• DIRECTION:
Extract every line that contains the string "symbol".

• MATERIAL FOR THIS TASK:
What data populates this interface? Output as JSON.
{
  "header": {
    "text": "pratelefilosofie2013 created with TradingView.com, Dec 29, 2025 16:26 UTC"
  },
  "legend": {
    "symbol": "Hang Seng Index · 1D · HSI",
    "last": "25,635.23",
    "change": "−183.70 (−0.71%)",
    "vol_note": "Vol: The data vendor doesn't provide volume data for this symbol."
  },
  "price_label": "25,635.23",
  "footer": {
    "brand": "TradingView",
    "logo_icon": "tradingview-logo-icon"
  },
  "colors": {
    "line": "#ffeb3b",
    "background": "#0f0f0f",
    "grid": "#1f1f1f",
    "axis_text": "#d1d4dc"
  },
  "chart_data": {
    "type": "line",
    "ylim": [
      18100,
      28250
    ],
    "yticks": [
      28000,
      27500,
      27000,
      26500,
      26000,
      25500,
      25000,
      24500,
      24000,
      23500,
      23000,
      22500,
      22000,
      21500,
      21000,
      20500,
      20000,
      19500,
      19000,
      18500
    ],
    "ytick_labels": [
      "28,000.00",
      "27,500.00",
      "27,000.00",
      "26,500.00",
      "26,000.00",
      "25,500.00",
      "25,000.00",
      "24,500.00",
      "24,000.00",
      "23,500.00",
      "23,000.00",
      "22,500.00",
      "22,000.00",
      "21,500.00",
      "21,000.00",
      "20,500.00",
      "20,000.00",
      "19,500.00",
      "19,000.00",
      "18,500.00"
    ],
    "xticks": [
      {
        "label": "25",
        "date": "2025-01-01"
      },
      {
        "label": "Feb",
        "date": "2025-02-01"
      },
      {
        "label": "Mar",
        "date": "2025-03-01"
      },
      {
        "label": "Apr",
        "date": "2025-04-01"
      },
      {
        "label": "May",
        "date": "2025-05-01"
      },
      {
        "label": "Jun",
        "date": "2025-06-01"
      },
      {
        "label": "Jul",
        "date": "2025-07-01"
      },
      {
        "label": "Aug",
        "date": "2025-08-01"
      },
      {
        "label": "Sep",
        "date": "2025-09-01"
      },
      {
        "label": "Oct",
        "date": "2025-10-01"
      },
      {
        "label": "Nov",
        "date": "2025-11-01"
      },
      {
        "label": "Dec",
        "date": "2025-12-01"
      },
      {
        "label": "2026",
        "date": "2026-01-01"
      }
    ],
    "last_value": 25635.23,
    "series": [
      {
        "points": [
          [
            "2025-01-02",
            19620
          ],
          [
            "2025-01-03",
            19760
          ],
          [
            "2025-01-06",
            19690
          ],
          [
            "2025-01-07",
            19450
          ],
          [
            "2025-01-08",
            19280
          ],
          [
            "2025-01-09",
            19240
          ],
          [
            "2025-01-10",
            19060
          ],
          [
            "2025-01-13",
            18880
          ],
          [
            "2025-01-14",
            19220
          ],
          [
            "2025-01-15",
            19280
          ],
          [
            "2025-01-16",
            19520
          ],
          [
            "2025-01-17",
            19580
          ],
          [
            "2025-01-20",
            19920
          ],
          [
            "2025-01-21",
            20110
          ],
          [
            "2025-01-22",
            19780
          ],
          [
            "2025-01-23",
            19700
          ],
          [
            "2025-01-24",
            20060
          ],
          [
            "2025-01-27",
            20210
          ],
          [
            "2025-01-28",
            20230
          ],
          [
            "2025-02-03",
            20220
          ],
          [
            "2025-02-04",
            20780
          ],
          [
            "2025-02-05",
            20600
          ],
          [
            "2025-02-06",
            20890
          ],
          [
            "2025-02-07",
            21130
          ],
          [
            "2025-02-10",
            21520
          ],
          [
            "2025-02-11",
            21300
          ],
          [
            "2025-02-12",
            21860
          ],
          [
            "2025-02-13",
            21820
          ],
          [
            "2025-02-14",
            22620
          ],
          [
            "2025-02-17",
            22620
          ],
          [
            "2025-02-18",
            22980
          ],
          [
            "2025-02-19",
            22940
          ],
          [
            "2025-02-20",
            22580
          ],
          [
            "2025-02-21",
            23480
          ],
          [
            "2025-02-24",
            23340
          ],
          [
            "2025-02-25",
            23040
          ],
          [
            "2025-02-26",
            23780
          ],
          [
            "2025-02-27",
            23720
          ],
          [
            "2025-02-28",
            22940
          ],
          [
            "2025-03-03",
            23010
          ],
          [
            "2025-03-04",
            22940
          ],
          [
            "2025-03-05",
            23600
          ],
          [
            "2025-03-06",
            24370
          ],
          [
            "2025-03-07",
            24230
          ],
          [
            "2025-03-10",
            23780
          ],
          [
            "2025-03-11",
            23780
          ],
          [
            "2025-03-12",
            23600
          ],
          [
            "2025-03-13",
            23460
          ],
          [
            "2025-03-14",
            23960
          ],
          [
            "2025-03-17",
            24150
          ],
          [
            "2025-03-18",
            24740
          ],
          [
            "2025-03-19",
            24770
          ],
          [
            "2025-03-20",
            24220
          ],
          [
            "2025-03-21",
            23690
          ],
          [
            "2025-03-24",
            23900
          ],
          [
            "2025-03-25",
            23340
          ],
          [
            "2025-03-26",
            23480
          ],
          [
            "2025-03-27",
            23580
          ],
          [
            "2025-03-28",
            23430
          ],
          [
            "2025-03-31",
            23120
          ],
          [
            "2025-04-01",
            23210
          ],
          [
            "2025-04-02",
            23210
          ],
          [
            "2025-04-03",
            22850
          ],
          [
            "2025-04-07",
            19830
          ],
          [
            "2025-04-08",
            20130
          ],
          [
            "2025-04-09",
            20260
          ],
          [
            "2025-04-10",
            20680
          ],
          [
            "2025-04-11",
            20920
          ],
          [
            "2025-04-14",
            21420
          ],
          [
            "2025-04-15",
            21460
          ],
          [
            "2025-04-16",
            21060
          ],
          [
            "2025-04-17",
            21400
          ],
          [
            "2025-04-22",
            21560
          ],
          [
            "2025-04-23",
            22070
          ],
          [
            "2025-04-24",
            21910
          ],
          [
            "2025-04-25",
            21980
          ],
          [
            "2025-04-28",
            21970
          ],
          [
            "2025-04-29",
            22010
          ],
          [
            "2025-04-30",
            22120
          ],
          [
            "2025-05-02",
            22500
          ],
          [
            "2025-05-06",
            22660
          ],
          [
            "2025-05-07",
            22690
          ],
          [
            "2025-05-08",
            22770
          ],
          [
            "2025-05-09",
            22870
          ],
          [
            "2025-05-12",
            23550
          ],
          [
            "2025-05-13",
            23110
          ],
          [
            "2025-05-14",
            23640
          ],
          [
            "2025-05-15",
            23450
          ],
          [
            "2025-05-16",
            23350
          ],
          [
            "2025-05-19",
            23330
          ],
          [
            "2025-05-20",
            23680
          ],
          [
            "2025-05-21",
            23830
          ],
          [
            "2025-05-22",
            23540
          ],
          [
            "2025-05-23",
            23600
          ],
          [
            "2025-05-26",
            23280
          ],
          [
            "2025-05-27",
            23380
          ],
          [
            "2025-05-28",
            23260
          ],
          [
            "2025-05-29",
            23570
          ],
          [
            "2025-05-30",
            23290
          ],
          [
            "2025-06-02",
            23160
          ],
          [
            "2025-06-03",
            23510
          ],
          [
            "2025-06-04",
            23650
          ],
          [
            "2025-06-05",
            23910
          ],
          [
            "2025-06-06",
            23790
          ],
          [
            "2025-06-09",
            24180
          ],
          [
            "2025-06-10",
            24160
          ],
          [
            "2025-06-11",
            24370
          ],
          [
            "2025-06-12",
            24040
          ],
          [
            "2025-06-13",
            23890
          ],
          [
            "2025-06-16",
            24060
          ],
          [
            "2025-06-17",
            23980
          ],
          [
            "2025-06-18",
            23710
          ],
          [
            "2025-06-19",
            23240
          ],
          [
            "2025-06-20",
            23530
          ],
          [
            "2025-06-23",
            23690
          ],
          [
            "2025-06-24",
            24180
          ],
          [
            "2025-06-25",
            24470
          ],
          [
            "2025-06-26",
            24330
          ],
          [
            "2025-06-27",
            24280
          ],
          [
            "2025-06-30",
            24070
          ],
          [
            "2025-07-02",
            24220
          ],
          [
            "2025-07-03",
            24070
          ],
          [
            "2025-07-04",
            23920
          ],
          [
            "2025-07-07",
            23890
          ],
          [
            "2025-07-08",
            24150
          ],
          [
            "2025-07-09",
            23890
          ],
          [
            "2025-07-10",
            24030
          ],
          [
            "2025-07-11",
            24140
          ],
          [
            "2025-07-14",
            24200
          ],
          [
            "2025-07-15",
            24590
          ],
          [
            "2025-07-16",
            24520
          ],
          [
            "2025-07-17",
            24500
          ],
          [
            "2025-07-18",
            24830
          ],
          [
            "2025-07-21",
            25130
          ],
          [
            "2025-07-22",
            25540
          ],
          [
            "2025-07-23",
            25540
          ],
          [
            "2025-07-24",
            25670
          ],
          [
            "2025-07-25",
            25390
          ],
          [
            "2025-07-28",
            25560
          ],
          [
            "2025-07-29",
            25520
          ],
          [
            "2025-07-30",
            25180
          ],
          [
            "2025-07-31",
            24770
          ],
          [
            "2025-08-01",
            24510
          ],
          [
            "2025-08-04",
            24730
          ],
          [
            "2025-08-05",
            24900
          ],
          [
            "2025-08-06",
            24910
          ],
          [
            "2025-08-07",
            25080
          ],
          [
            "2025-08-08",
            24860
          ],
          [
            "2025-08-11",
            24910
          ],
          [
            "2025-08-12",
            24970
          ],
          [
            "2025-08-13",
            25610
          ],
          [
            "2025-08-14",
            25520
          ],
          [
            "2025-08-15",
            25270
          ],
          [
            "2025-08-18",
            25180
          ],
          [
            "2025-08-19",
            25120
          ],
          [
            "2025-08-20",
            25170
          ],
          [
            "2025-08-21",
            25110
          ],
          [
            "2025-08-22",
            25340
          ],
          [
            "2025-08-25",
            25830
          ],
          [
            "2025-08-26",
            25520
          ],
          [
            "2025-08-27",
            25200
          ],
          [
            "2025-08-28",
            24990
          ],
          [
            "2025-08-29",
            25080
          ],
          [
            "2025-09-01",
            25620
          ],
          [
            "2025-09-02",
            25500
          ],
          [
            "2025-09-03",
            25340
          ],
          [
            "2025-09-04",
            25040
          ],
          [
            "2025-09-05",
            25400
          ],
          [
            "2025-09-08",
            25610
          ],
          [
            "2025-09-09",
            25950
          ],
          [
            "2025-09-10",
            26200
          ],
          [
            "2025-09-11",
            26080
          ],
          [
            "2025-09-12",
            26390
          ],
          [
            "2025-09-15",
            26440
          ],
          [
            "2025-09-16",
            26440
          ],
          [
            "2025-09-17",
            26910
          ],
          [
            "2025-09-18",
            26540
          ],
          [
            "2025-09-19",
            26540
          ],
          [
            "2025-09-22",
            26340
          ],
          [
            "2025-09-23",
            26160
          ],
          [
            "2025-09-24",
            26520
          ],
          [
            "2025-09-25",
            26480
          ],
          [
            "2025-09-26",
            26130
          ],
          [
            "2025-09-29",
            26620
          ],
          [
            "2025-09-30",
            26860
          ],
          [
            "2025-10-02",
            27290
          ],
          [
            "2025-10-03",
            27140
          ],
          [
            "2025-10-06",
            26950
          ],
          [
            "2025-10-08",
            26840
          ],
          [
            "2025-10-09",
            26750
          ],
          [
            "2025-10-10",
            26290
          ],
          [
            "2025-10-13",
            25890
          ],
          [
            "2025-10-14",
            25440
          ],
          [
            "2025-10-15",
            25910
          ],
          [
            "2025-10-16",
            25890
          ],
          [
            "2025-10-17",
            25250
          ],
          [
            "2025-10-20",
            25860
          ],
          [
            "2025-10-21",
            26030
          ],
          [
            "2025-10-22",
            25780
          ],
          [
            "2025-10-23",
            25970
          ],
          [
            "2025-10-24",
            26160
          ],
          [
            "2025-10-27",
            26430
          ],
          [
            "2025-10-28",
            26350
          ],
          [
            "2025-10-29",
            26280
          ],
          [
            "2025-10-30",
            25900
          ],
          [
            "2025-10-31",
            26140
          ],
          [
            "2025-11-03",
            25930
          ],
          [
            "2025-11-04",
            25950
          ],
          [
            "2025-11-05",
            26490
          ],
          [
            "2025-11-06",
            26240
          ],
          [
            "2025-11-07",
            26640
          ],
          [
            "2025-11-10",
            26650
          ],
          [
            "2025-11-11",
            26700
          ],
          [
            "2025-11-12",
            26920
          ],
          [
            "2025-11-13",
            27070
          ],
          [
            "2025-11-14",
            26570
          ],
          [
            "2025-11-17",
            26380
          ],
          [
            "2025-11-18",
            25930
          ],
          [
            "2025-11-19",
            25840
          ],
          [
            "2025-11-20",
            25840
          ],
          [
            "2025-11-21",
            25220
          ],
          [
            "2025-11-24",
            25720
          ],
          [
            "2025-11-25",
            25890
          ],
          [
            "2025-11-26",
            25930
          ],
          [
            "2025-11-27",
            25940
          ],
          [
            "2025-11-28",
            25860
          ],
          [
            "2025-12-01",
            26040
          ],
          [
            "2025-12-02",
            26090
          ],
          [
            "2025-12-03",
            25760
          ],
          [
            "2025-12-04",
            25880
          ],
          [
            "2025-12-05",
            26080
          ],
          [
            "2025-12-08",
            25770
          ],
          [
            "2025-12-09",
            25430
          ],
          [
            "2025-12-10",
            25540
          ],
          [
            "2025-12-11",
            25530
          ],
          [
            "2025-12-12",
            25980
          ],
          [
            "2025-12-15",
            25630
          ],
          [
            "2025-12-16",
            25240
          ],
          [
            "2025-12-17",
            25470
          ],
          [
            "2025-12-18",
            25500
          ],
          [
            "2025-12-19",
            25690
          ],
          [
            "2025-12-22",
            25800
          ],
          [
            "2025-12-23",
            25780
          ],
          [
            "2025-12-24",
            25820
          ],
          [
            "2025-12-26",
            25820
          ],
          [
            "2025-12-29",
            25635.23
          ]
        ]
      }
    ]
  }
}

• OUTPUT BELOW:
    "symbol": "Hang Seng Index · 1D · HSI",
    "vol_note": "Vol: The data vendor doesn't provide volume data for this symbol."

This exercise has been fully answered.